Present each line of the entries below that holds the word "content".
##### Raw records
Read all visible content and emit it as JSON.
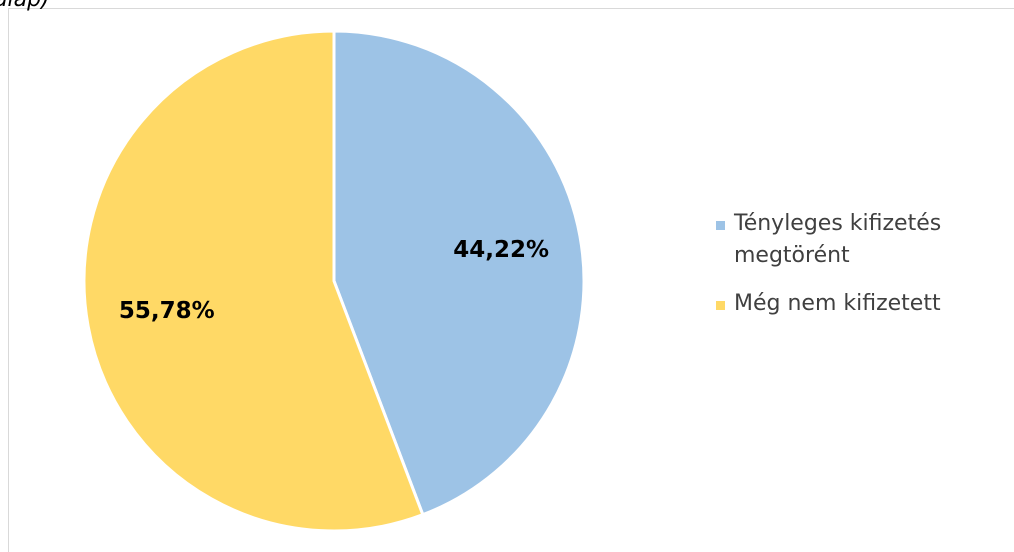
{
  "chart_data": {
    "type": "pie",
    "subtitle": "alap)",
    "categories": [
      "Tényleges kifizetés megtörént",
      "Még nem kifizetett"
    ],
    "values": [
      44.22,
      55.78
    ],
    "value_labels": [
      "44,22%",
      "55,78%"
    ],
    "colors": [
      "#9dc3e6",
      "#ffd966"
    ],
    "legend": "right"
  }
}
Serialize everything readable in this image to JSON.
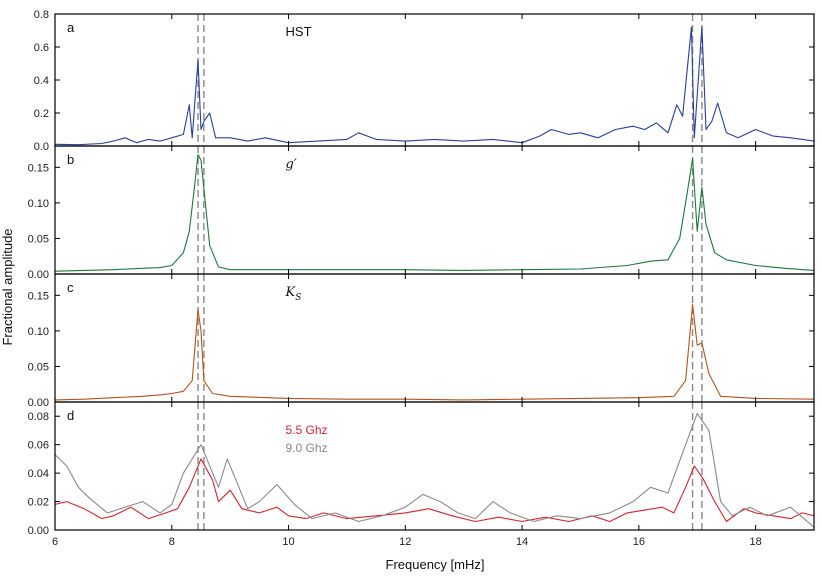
{
  "chart_data": {
    "type": "line",
    "xlabel": "Frequency [mHz]",
    "ylabel": "Fractional amplitude",
    "xlim": [
      6,
      19
    ],
    "x_ticks": [
      6,
      8,
      10,
      12,
      14,
      16,
      18
    ],
    "reference_lines_x": [
      8.45,
      8.55,
      16.92,
      17.08
    ],
    "reference_line_color": "#888888",
    "panels": [
      {
        "letter": "a",
        "label": "HST",
        "label_style": "text",
        "ylim": [
          0,
          0.8
        ],
        "y_ticks": [
          0.0,
          0.2,
          0.4,
          0.6,
          0.8
        ],
        "y_tick_labels": [
          "0.0",
          "0.2",
          "0.4",
          "0.6",
          "0.8"
        ],
        "series": [
          {
            "color": "#2a3f9c",
            "points": [
              [
                6.0,
                0.01
              ],
              [
                6.4,
                0.008
              ],
              [
                6.8,
                0.015
              ],
              [
                7.0,
                0.03
              ],
              [
                7.2,
                0.05
              ],
              [
                7.4,
                0.02
              ],
              [
                7.6,
                0.04
              ],
              [
                7.8,
                0.03
              ],
              [
                8.0,
                0.05
              ],
              [
                8.2,
                0.07
              ],
              [
                8.3,
                0.25
              ],
              [
                8.35,
                0.05
              ],
              [
                8.45,
                0.52
              ],
              [
                8.5,
                0.1
              ],
              [
                8.55,
                0.15
              ],
              [
                8.65,
                0.2
              ],
              [
                8.75,
                0.05
              ],
              [
                9.0,
                0.05
              ],
              [
                9.3,
                0.03
              ],
              [
                9.6,
                0.05
              ],
              [
                10.0,
                0.02
              ],
              [
                10.5,
                0.03
              ],
              [
                11.0,
                0.04
              ],
              [
                11.2,
                0.08
              ],
              [
                11.5,
                0.04
              ],
              [
                12.0,
                0.03
              ],
              [
                12.5,
                0.04
              ],
              [
                13.0,
                0.03
              ],
              [
                13.5,
                0.04
              ],
              [
                14.0,
                0.02
              ],
              [
                14.3,
                0.06
              ],
              [
                14.5,
                0.1
              ],
              [
                14.8,
                0.07
              ],
              [
                15.0,
                0.08
              ],
              [
                15.3,
                0.05
              ],
              [
                15.6,
                0.1
              ],
              [
                15.9,
                0.12
              ],
              [
                16.1,
                0.1
              ],
              [
                16.3,
                0.14
              ],
              [
                16.5,
                0.08
              ],
              [
                16.65,
                0.25
              ],
              [
                16.75,
                0.18
              ],
              [
                16.9,
                0.72
              ],
              [
                16.95,
                0.05
              ],
              [
                17.08,
                0.72
              ],
              [
                17.15,
                0.1
              ],
              [
                17.25,
                0.15
              ],
              [
                17.35,
                0.26
              ],
              [
                17.5,
                0.08
              ],
              [
                17.7,
                0.05
              ],
              [
                18.0,
                0.1
              ],
              [
                18.3,
                0.06
              ],
              [
                18.6,
                0.05
              ],
              [
                19.0,
                0.03
              ]
            ]
          }
        ]
      },
      {
        "letter": "b",
        "label": "g′",
        "label_style": "math",
        "ylim": [
          0,
          0.18
        ],
        "y_ticks": [
          0.0,
          0.05,
          0.1,
          0.15
        ],
        "y_tick_labels": [
          "0.00",
          "0.05",
          "0.10",
          "0.15"
        ],
        "series": [
          {
            "color": "#1a7a3a",
            "points": [
              [
                6.0,
                0.004
              ],
              [
                6.5,
                0.005
              ],
              [
                7.0,
                0.006
              ],
              [
                7.5,
                0.008
              ],
              [
                7.8,
                0.009
              ],
              [
                8.0,
                0.012
              ],
              [
                8.2,
                0.03
              ],
              [
                8.3,
                0.06
              ],
              [
                8.4,
                0.13
              ],
              [
                8.45,
                0.168
              ],
              [
                8.5,
                0.16
              ],
              [
                8.55,
                0.12
              ],
              [
                8.65,
                0.04
              ],
              [
                8.8,
                0.01
              ],
              [
                9.0,
                0.006
              ],
              [
                10.0,
                0.006
              ],
              [
                11.0,
                0.006
              ],
              [
                12.0,
                0.006
              ],
              [
                13.0,
                0.005
              ],
              [
                14.0,
                0.006
              ],
              [
                15.0,
                0.007
              ],
              [
                15.8,
                0.012
              ],
              [
                16.2,
                0.018
              ],
              [
                16.5,
                0.02
              ],
              [
                16.7,
                0.05
              ],
              [
                16.8,
                0.1
              ],
              [
                16.92,
                0.162
              ],
              [
                17.0,
                0.06
              ],
              [
                17.08,
                0.122
              ],
              [
                17.15,
                0.07
              ],
              [
                17.3,
                0.03
              ],
              [
                17.5,
                0.02
              ],
              [
                18.0,
                0.012
              ],
              [
                18.5,
                0.008
              ],
              [
                19.0,
                0.005
              ]
            ]
          }
        ]
      },
      {
        "letter": "c",
        "label": "K",
        "label_sub": "S",
        "label_style": "math",
        "ylim": [
          0,
          0.18
        ],
        "y_ticks": [
          0.0,
          0.05,
          0.1,
          0.15
        ],
        "y_tick_labels": [
          "0.00",
          "0.05",
          "0.10",
          "0.15"
        ],
        "series": [
          {
            "color": "#b5521d",
            "points": [
              [
                6.0,
                0.003
              ],
              [
                6.5,
                0.004
              ],
              [
                7.0,
                0.006
              ],
              [
                7.5,
                0.008
              ],
              [
                7.8,
                0.01
              ],
              [
                8.0,
                0.012
              ],
              [
                8.2,
                0.015
              ],
              [
                8.35,
                0.03
              ],
              [
                8.45,
                0.13
              ],
              [
                8.5,
                0.1
              ],
              [
                8.55,
                0.03
              ],
              [
                8.7,
                0.012
              ],
              [
                9.0,
                0.008
              ],
              [
                10.0,
                0.005
              ],
              [
                11.0,
                0.004
              ],
              [
                12.0,
                0.004
              ],
              [
                13.0,
                0.003
              ],
              [
                14.0,
                0.004
              ],
              [
                15.0,
                0.005
              ],
              [
                16.0,
                0.006
              ],
              [
                16.6,
                0.008
              ],
              [
                16.8,
                0.03
              ],
              [
                16.92,
                0.137
              ],
              [
                17.0,
                0.08
              ],
              [
                17.08,
                0.083
              ],
              [
                17.2,
                0.04
              ],
              [
                17.4,
                0.008
              ],
              [
                18.0,
                0.005
              ],
              [
                19.0,
                0.004
              ]
            ]
          }
        ]
      },
      {
        "letter": "d",
        "ylim": [
          0,
          0.09
        ],
        "y_ticks": [
          0.0,
          0.02,
          0.04,
          0.06,
          0.08
        ],
        "y_tick_labels": [
          "0.00",
          "0.02",
          "0.04",
          "0.06",
          "0.08"
        ],
        "legend": [
          {
            "name": "5.5 Ghz",
            "color": "#d7232e"
          },
          {
            "name": "9.0 Ghz",
            "color": "#8a8a8a"
          }
        ],
        "series": [
          {
            "name": "5.5 Ghz",
            "color": "#d7232e",
            "points": [
              [
                6.0,
                0.018
              ],
              [
                6.2,
                0.02
              ],
              [
                6.5,
                0.015
              ],
              [
                6.8,
                0.008
              ],
              [
                7.0,
                0.01
              ],
              [
                7.3,
                0.016
              ],
              [
                7.6,
                0.008
              ],
              [
                7.9,
                0.012
              ],
              [
                8.1,
                0.015
              ],
              [
                8.3,
                0.03
              ],
              [
                8.5,
                0.05
              ],
              [
                8.7,
                0.035
              ],
              [
                8.8,
                0.02
              ],
              [
                9.0,
                0.028
              ],
              [
                9.2,
                0.015
              ],
              [
                9.5,
                0.012
              ],
              [
                9.8,
                0.016
              ],
              [
                10.0,
                0.01
              ],
              [
                10.3,
                0.008
              ],
              [
                10.6,
                0.012
              ],
              [
                11.0,
                0.008
              ],
              [
                11.5,
                0.01
              ],
              [
                12.0,
                0.012
              ],
              [
                12.4,
                0.015
              ],
              [
                12.8,
                0.01
              ],
              [
                13.2,
                0.006
              ],
              [
                13.6,
                0.009
              ],
              [
                14.0,
                0.006
              ],
              [
                14.4,
                0.009
              ],
              [
                14.8,
                0.006
              ],
              [
                15.2,
                0.01
              ],
              [
                15.5,
                0.006
              ],
              [
                15.8,
                0.012
              ],
              [
                16.1,
                0.014
              ],
              [
                16.4,
                0.016
              ],
              [
                16.6,
                0.012
              ],
              [
                16.8,
                0.03
              ],
              [
                16.95,
                0.045
              ],
              [
                17.1,
                0.036
              ],
              [
                17.3,
                0.02
              ],
              [
                17.5,
                0.006
              ],
              [
                17.8,
                0.015
              ],
              [
                18.0,
                0.012
              ],
              [
                18.3,
                0.01
              ],
              [
                18.6,
                0.008
              ],
              [
                18.8,
                0.012
              ],
              [
                19.0,
                0.01
              ]
            ]
          },
          {
            "name": "9.0 Ghz",
            "color": "#8a8a8a",
            "points": [
              [
                6.0,
                0.053
              ],
              [
                6.2,
                0.045
              ],
              [
                6.4,
                0.03
              ],
              [
                6.6,
                0.022
              ],
              [
                6.9,
                0.012
              ],
              [
                7.2,
                0.016
              ],
              [
                7.5,
                0.02
              ],
              [
                7.8,
                0.012
              ],
              [
                8.0,
                0.018
              ],
              [
                8.2,
                0.04
              ],
              [
                8.5,
                0.06
              ],
              [
                8.7,
                0.04
              ],
              [
                8.8,
                0.03
              ],
              [
                8.95,
                0.05
              ],
              [
                9.1,
                0.035
              ],
              [
                9.3,
                0.015
              ],
              [
                9.5,
                0.02
              ],
              [
                9.8,
                0.032
              ],
              [
                10.1,
                0.018
              ],
              [
                10.4,
                0.008
              ],
              [
                10.8,
                0.012
              ],
              [
                11.2,
                0.006
              ],
              [
                11.6,
                0.01
              ],
              [
                12.0,
                0.016
              ],
              [
                12.3,
                0.025
              ],
              [
                12.6,
                0.02
              ],
              [
                12.9,
                0.012
              ],
              [
                13.2,
                0.008
              ],
              [
                13.5,
                0.02
              ],
              [
                13.8,
                0.012
              ],
              [
                14.2,
                0.006
              ],
              [
                14.6,
                0.01
              ],
              [
                15.0,
                0.008
              ],
              [
                15.5,
                0.012
              ],
              [
                15.9,
                0.02
              ],
              [
                16.2,
                0.03
              ],
              [
                16.5,
                0.026
              ],
              [
                16.8,
                0.06
              ],
              [
                17.0,
                0.082
              ],
              [
                17.2,
                0.07
              ],
              [
                17.4,
                0.02
              ],
              [
                17.6,
                0.01
              ],
              [
                17.9,
                0.016
              ],
              [
                18.2,
                0.01
              ],
              [
                18.6,
                0.016
              ],
              [
                19.0,
                0.002
              ]
            ]
          }
        ]
      }
    ]
  }
}
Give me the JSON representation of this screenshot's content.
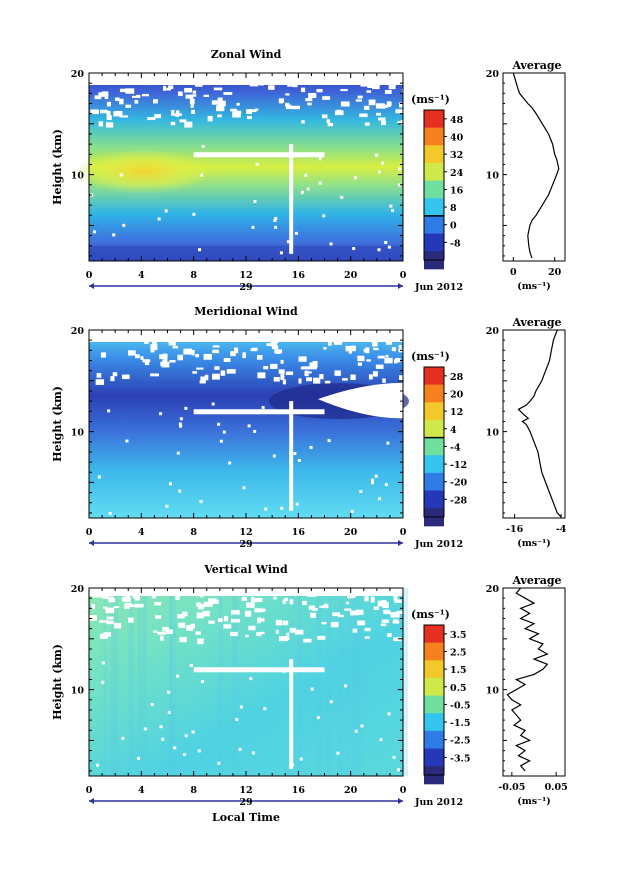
{
  "chart_data": [
    {
      "type": "heatmap",
      "title": "Zonal Wind",
      "ylabel": "Height (km)",
      "xlabel": "",
      "x_ticks": [
        "0",
        "4",
        "8",
        "12",
        "16",
        "20",
        "0"
      ],
      "y_ticks": [
        "10",
        "20"
      ],
      "xlim": [
        0,
        24
      ],
      "ylim": [
        1.5,
        20
      ],
      "date_label": "29",
      "month_label": "Jun 2012",
      "colorbar": {
        "unit": "(ms⁻¹)",
        "labels": [
          "48",
          "40",
          "32",
          "24",
          "16",
          "8",
          "0",
          "-8"
        ],
        "range": [
          -8,
          48
        ]
      },
      "profile": {
        "title": "Average",
        "x_ticks": [
          "0",
          "20"
        ],
        "y_ticks": [
          "10",
          "20"
        ],
        "xlim": [
          -5,
          25
        ],
        "xlabel": "(ms⁻¹)",
        "points": [
          [
            9,
            1.8
          ],
          [
            8,
            2.4
          ],
          [
            7.5,
            3
          ],
          [
            7,
            4
          ],
          [
            8,
            5
          ],
          [
            9,
            5.5
          ],
          [
            11,
            6
          ],
          [
            14,
            7
          ],
          [
            17,
            8
          ],
          [
            19,
            9
          ],
          [
            21,
            10
          ],
          [
            22,
            10.6
          ],
          [
            21,
            11.5
          ],
          [
            20,
            12
          ],
          [
            19,
            13
          ],
          [
            17,
            14
          ],
          [
            14,
            15
          ],
          [
            11,
            16
          ],
          [
            9,
            16.6
          ],
          [
            7,
            17
          ],
          [
            5,
            17.5
          ],
          [
            3,
            18
          ],
          [
            2,
            18.6
          ],
          [
            1,
            19.3
          ],
          [
            0,
            20
          ]
        ]
      }
    },
    {
      "type": "heatmap",
      "title": "Meridional Wind",
      "ylabel": "Height (km)",
      "xlabel": "",
      "x_ticks": [
        "0",
        "4",
        "8",
        "12",
        "16",
        "20",
        "0"
      ],
      "y_ticks": [
        "10",
        "20"
      ],
      "xlim": [
        0,
        24
      ],
      "ylim": [
        1.5,
        20
      ],
      "date_label": "29",
      "month_label": "Jun 2012",
      "colorbar": {
        "unit": "(ms⁻¹)",
        "labels": [
          "28",
          "20",
          "12",
          "4",
          "-4",
          "-12",
          "-20",
          "-28"
        ],
        "range": [
          -28,
          28
        ]
      },
      "profile": {
        "title": "Average",
        "x_ticks": [
          "-16",
          "-4"
        ],
        "y_ticks": [
          "10",
          "20"
        ],
        "xlim": [
          -19,
          -3
        ],
        "xlabel": "(ms⁻¹)",
        "points": [
          [
            -4,
            1.6
          ],
          [
            -5,
            2
          ],
          [
            -6,
            3
          ],
          [
            -7,
            4
          ],
          [
            -8,
            5
          ],
          [
            -9,
            6
          ],
          [
            -9.5,
            7
          ],
          [
            -10,
            8
          ],
          [
            -11,
            9
          ],
          [
            -12,
            10
          ],
          [
            -13,
            10.7
          ],
          [
            -14,
            11
          ],
          [
            -12.5,
            11.3
          ],
          [
            -14,
            11.8
          ],
          [
            -15,
            12.2
          ],
          [
            -13,
            12.6
          ],
          [
            -12,
            13
          ],
          [
            -11,
            13.5
          ],
          [
            -10.5,
            14
          ],
          [
            -9,
            15
          ],
          [
            -8,
            16
          ],
          [
            -7.5,
            16.5
          ],
          [
            -7,
            17
          ],
          [
            -6.5,
            18
          ],
          [
            -6,
            19
          ],
          [
            -5.5,
            19.5
          ],
          [
            -5,
            20
          ]
        ]
      }
    },
    {
      "type": "heatmap",
      "title": "Vertical Wind",
      "ylabel": "Height (km)",
      "xlabel": "Local Time",
      "x_ticks": [
        "0",
        "4",
        "8",
        "12",
        "16",
        "20",
        "0"
      ],
      "y_ticks": [
        "10",
        "20"
      ],
      "xlim": [
        0,
        24
      ],
      "ylim": [
        1.5,
        20
      ],
      "date_label": "29",
      "month_label": "Jun 2012",
      "colorbar": {
        "unit": "(ms⁻¹)",
        "labels": [
          "3.5",
          "2.5",
          "1.5",
          "0.5",
          "-0.5",
          "-1.5",
          "-2.5",
          "-3.5"
        ],
        "range": [
          -3.5,
          3.5
        ]
      },
      "profile": {
        "title": "Average",
        "x_ticks": [
          "-0.05",
          "0.05"
        ],
        "y_ticks": [
          "10",
          "20"
        ],
        "xlim": [
          -0.07,
          0.07
        ],
        "xlabel": "(ms⁻¹)",
        "points": [
          [
            -0.02,
            2
          ],
          [
            -0.03,
            2.5
          ],
          [
            -0.01,
            3
          ],
          [
            -0.035,
            3.5
          ],
          [
            -0.02,
            4
          ],
          [
            -0.04,
            4.5
          ],
          [
            -0.01,
            5
          ],
          [
            -0.03,
            5.5
          ],
          [
            -0.02,
            6
          ],
          [
            -0.045,
            6.5
          ],
          [
            -0.03,
            7
          ],
          [
            -0.04,
            7.5
          ],
          [
            -0.05,
            8
          ],
          [
            -0.03,
            8.5
          ],
          [
            -0.05,
            9
          ],
          [
            -0.06,
            9.5
          ],
          [
            -0.04,
            10
          ],
          [
            -0.02,
            10.5
          ],
          [
            -0.04,
            11
          ],
          [
            0.0,
            11.5
          ],
          [
            0.02,
            12
          ],
          [
            0.03,
            12.5
          ],
          [
            0.0,
            13
          ],
          [
            0.03,
            13.5
          ],
          [
            0.01,
            14
          ],
          [
            0.02,
            14.5
          ],
          [
            -0.01,
            15
          ],
          [
            0.01,
            15.5
          ],
          [
            -0.02,
            16
          ],
          [
            0.0,
            16.5
          ],
          [
            -0.03,
            17
          ],
          [
            -0.01,
            17.5
          ],
          [
            -0.03,
            18
          ],
          [
            0.0,
            18.5
          ],
          [
            -0.02,
            19
          ],
          [
            -0.04,
            19.5
          ],
          [
            -0.03,
            20
          ]
        ]
      }
    }
  ]
}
##########
# Reply
Read all visible content and emit it as JSON.
Give me the JSON representation of this screenshot's content.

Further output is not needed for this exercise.